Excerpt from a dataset
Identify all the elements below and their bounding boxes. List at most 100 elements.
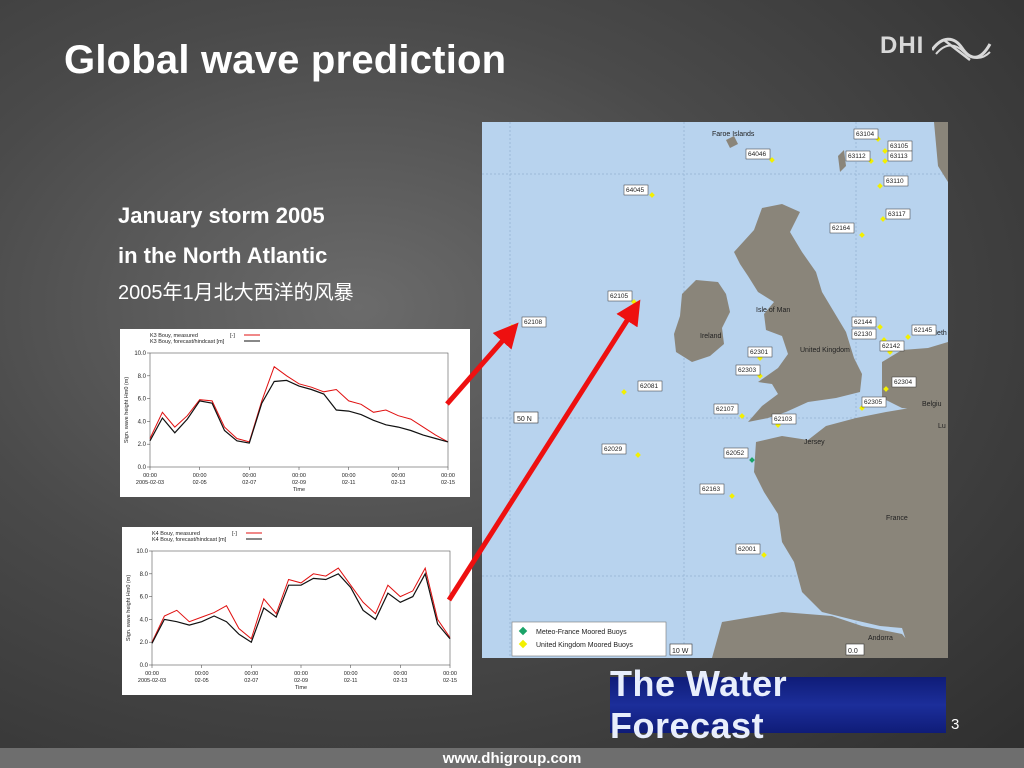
buoy-label-box-62130 (851, 328, 877, 340)
x-tick-time: 00:00 (195, 671, 209, 677)
buoy-marker-63105[interactable] (882, 148, 888, 154)
buoy-label-box-64046 (745, 148, 771, 160)
buoy-marker-64046[interactable] (769, 157, 775, 163)
x-tick-date: 02-15 (441, 480, 455, 486)
x-tick-time: 00:00 (244, 671, 258, 677)
buoy-label-62145: 62145 (914, 327, 932, 334)
buoy-label-box-63117 (885, 208, 911, 220)
buoy-marker-62107[interactable] (739, 413, 745, 419)
buoy-marker-63110[interactable] (877, 183, 883, 189)
buoy-label-63112: 63112 (848, 153, 866, 160)
buoy-label-62301: 62301 (750, 349, 768, 356)
subtitle-chinese: 2005年1月北大西洋的风暴 (118, 282, 354, 304)
y-tick-label: 2.0 (138, 442, 147, 448)
y-tick-label: 0.0 (138, 465, 147, 471)
footer-url[interactable]: www.dhigroup.com (442, 750, 582, 767)
buoy-label-62081: 62081 (640, 383, 658, 390)
x-tick-date: 02-13 (391, 480, 405, 486)
buoy-label-box-63104 (853, 128, 879, 140)
label-uk: United Kingdom (800, 347, 850, 354)
series-forecast-line (151, 572, 451, 644)
x-tick-time: 00:00 (242, 473, 256, 479)
buoy-marker-62304[interactable] (883, 386, 889, 392)
buoy-label-box-62001 (735, 543, 761, 555)
chart-k3: K3 Bouy, measured K3 Bouy, forecast/hindc… (120, 329, 470, 497)
buoy-label-62108: 62108 (524, 319, 542, 326)
svg-text:50 N: 50 N (517, 416, 532, 423)
legend-measured: K3 Bouy, measured (150, 333, 198, 339)
buoy-label-63113: 63113 (890, 153, 908, 160)
series-measured-line (149, 365, 449, 443)
y-tick-label: 10.0 (136, 549, 148, 555)
buoy-map-svg: Faroe Islands Ireland United Kingdom Isl… (482, 122, 948, 658)
buoy-marker-62164[interactable] (859, 232, 865, 238)
svg-text:0.0: 0.0 (848, 648, 858, 655)
map-legend: Meteo-France Moored Buoys United Kingdom… (511, 621, 667, 657)
x-tick-time: 00:00 (143, 473, 157, 479)
land-great-britain (734, 204, 862, 422)
buoy-label-62144: 62144 (854, 319, 872, 326)
buoy-label-63117: 63117 (888, 211, 906, 218)
buoy-marker-62001[interactable] (761, 552, 767, 558)
buoy-marker-63117[interactable] (880, 216, 886, 222)
buoy-label-box-62144 (851, 316, 877, 328)
buoy-label-63110: 63110 (886, 178, 904, 185)
buoy-label-box-62305 (861, 396, 887, 408)
buoy-label-box-62303 (735, 364, 761, 376)
buoy-marker-62052[interactable] (749, 457, 755, 463)
buoy-label-62305: 62305 (864, 399, 882, 406)
x-tick-time: 00:00 (193, 473, 207, 479)
buoy-marker-62081[interactable] (621, 389, 627, 395)
buoy-marker-62108[interactable] (509, 324, 515, 330)
buoy-marker-62029[interactable] (635, 452, 641, 458)
water-forecast-banner[interactable]: The Water Forecast (610, 663, 946, 746)
legend-unit-measured: [-] (230, 333, 235, 339)
y-tick-label: 8.0 (138, 374, 147, 380)
land-faroe (726, 136, 738, 148)
footer-bar: www.dhigroup.com (0, 748, 1024, 768)
x-tick-date: 02-15 (443, 678, 457, 684)
buoy-label-62130: 62130 (854, 331, 872, 338)
buoy-marker-62163[interactable] (729, 493, 735, 499)
subtitle-line-1: January storm 2005 (118, 203, 325, 228)
buoy-label-63104: 63104 (856, 131, 874, 138)
buoy-map[interactable]: Faroe Islands Ireland United Kingdom Isl… (482, 122, 948, 658)
logo-text: DHI (880, 32, 925, 59)
buoy-label-box-62103 (771, 413, 797, 425)
storm-heading: January storm 2005 in the North Atlantic (118, 196, 327, 276)
x-tick-date: 02-09 (292, 480, 306, 486)
y-tick-label: 4.0 (140, 617, 149, 623)
buoy-label-62163: 62163 (702, 486, 720, 493)
buoy-label-62142: 62142 (882, 343, 900, 350)
buoy-label-62001: 62001 (738, 546, 756, 553)
buoy-label-box-63113 (887, 150, 913, 162)
buoy-marker-63113[interactable] (882, 158, 888, 164)
buoy-label-64045: 64045 (626, 187, 644, 194)
label-lon-10w: 10 W (669, 643, 693, 656)
x-tick-date: 02-07 (244, 678, 258, 684)
land-shetland (838, 150, 846, 172)
label-france: France (886, 515, 908, 522)
x-tick-time: 00:00 (292, 473, 306, 479)
buoy-marker-64045[interactable] (649, 192, 655, 198)
x-tick-time: 00:00 (145, 671, 159, 677)
buoy-label-box-62145 (911, 324, 937, 336)
x-tick-date: 02-11 (342, 480, 356, 486)
svg-text:10 W: 10 W (672, 648, 689, 655)
buoy-marker-62144[interactable] (877, 324, 883, 330)
land-norway (934, 122, 948, 182)
buoy-marker-62145[interactable] (905, 334, 911, 340)
label-lon-0: 0.0 (845, 643, 865, 656)
buoy-label-62103: 62103 (774, 416, 792, 423)
buoy-markers: 63104 63105 63113 63112 64046 63110 64045 63117… (509, 128, 937, 558)
x-axis-label: Time (295, 685, 307, 691)
dhi-logo: DHI (880, 30, 992, 68)
buoy-label-box-62052 (723, 447, 749, 459)
label-andorra: Andorra (868, 635, 893, 642)
x-tick-time: 00:00 (441, 473, 455, 479)
x-tick-time: 00:00 (443, 671, 457, 677)
label-lux: Lu (938, 423, 946, 430)
x-tick-date: 02-11 (344, 678, 358, 684)
y-tick-label: 6.0 (140, 595, 149, 601)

> **PROMPT**
Reproduce word for word the part of the material that begins with the line containing "buoy-label-box-62130 (851, 328, 877, 340)" and ends with the line containing "buoy-label-62301: 62301 (750, 349, 768, 356)", both of those lines included.

> **EXERCISE SOLUTION**
buoy-label-box-62130 (851, 328, 877, 340)
x-tick-time: 00:00 (195, 671, 209, 677)
buoy-marker-63105[interactable] (882, 148, 888, 154)
buoy-label-box-64046 (745, 148, 771, 160)
buoy-marker-64046[interactable] (769, 157, 775, 163)
x-tick-date: 02-15 (441, 480, 455, 486)
x-tick-time: 00:00 (244, 671, 258, 677)
buoy-label-62145: 62145 (914, 327, 932, 334)
buoy-label-box-63117 (885, 208, 911, 220)
buoy-marker-62107[interactable] (739, 413, 745, 419)
buoy-marker-63110[interactable] (877, 183, 883, 189)
buoy-label-63112: 63112 (848, 153, 866, 160)
buoy-label-62301: 62301 (750, 349, 768, 356)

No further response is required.